PROMPT: Locate the string "appointed" in the records below. Copy every line where it occurs.

(Data listing)

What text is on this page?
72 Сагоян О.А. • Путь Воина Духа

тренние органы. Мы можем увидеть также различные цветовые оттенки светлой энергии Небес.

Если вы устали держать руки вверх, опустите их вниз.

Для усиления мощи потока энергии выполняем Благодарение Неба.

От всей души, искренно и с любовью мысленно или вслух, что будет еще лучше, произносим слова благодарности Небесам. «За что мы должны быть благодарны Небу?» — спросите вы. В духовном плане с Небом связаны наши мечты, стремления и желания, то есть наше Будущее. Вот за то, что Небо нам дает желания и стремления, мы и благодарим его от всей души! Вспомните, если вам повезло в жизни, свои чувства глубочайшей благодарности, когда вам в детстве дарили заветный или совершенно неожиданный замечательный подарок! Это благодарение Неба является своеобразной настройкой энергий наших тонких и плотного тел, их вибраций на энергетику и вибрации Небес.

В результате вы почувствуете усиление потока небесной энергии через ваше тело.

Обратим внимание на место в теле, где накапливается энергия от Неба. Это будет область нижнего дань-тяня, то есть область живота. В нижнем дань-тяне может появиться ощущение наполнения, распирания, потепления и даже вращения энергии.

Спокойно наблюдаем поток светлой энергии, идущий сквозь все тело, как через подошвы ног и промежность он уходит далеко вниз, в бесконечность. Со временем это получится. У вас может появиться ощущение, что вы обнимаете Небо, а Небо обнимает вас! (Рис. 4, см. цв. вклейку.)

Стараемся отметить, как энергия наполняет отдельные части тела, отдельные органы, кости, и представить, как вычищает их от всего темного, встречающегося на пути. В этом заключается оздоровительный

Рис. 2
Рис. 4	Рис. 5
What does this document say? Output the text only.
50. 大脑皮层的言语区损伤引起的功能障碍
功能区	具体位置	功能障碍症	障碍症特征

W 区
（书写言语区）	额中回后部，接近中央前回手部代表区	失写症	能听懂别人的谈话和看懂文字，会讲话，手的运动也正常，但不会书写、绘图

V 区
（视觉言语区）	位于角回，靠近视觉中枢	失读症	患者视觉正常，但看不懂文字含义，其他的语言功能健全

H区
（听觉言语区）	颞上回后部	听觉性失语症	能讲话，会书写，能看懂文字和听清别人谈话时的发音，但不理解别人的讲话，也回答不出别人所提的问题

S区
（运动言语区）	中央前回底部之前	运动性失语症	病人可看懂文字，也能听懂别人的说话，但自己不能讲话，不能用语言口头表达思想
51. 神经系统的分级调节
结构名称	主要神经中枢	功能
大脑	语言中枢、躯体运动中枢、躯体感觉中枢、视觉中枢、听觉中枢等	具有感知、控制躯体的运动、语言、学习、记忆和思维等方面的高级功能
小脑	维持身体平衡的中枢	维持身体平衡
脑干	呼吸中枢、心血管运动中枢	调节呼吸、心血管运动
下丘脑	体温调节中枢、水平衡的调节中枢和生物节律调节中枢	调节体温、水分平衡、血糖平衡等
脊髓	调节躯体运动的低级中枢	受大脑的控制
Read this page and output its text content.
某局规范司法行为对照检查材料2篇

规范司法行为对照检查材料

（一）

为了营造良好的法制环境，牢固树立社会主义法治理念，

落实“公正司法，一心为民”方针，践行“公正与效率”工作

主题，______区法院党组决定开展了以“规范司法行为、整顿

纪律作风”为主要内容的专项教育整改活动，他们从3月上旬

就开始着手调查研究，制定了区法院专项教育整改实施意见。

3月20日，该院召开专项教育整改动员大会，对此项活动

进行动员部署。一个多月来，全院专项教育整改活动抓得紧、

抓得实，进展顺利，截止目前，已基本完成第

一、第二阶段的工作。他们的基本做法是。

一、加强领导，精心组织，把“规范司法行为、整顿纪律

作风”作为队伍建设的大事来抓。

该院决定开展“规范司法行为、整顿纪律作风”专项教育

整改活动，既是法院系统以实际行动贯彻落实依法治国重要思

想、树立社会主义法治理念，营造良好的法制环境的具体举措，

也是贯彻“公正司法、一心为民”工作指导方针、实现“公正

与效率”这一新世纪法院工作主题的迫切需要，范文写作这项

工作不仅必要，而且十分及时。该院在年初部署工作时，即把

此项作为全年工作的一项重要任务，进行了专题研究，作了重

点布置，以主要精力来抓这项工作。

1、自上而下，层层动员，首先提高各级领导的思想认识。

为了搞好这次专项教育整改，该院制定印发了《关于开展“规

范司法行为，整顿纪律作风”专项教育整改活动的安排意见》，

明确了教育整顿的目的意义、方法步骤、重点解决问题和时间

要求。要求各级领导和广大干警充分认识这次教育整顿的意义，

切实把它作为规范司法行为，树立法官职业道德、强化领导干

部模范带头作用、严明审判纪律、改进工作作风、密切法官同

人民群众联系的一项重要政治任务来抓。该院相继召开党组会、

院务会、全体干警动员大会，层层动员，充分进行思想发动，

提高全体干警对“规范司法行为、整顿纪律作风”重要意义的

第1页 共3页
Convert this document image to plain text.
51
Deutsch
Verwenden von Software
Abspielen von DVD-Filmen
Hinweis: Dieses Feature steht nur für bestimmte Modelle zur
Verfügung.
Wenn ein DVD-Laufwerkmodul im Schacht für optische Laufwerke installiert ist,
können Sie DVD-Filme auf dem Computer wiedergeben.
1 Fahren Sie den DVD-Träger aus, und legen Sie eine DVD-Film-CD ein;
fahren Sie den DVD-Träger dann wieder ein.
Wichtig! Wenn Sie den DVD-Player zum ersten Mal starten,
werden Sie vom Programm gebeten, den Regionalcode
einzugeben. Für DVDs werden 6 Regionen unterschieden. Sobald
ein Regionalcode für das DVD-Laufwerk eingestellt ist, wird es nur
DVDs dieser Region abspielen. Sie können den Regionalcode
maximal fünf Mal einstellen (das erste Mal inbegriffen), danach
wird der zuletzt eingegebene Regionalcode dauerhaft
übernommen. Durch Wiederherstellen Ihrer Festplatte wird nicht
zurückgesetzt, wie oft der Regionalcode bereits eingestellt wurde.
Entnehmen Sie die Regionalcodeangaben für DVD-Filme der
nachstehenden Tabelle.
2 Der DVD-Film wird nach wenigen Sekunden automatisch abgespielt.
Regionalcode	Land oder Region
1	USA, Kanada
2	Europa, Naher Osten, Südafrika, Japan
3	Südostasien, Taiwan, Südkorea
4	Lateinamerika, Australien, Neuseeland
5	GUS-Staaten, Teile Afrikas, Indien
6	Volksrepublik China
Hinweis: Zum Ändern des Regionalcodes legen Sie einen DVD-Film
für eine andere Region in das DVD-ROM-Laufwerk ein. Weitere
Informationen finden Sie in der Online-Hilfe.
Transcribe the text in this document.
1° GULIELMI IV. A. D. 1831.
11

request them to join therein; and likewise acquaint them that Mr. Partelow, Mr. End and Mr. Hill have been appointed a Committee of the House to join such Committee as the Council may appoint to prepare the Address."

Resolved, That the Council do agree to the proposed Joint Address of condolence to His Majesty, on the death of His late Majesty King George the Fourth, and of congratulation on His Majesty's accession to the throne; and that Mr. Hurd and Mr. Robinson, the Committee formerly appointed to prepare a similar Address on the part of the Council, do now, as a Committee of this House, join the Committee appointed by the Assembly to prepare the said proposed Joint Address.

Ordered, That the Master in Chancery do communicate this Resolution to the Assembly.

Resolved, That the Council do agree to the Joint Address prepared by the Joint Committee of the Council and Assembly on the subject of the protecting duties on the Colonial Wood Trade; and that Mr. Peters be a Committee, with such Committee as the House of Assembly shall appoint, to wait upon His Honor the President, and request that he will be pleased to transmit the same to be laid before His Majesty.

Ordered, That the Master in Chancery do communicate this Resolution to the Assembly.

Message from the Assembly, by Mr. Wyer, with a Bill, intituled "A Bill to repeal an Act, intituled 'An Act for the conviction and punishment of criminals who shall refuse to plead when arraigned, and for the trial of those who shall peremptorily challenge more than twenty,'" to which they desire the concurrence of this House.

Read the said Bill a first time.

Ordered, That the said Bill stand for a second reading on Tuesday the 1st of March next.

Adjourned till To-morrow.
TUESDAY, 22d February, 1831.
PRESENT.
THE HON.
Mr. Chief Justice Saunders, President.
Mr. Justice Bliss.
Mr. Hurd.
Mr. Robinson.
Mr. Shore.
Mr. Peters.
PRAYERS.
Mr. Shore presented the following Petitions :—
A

RESPONSE TO THE TASK:
request them to join therein; and likewise acquaint them that Mr. Partelow, Mr. End and Mr. Hill have been appointed a Committee of the House to join such Committee as the Council may appoint to prepare the Address."
Resolved, That the Council do agree to the proposed Joint Address of condolence to His Majesty, on the death of His late Majesty King George the Fourth, and of congratulation on His Majesty's accession to the throne; and that Mr. Hurd and Mr. Robinson, the Committee formerly appointed to prepare a similar Address on the part of the Council, do now, as a Committee of this House, join the Committee appointed by the Assembly to prepare the said proposed Joint Address.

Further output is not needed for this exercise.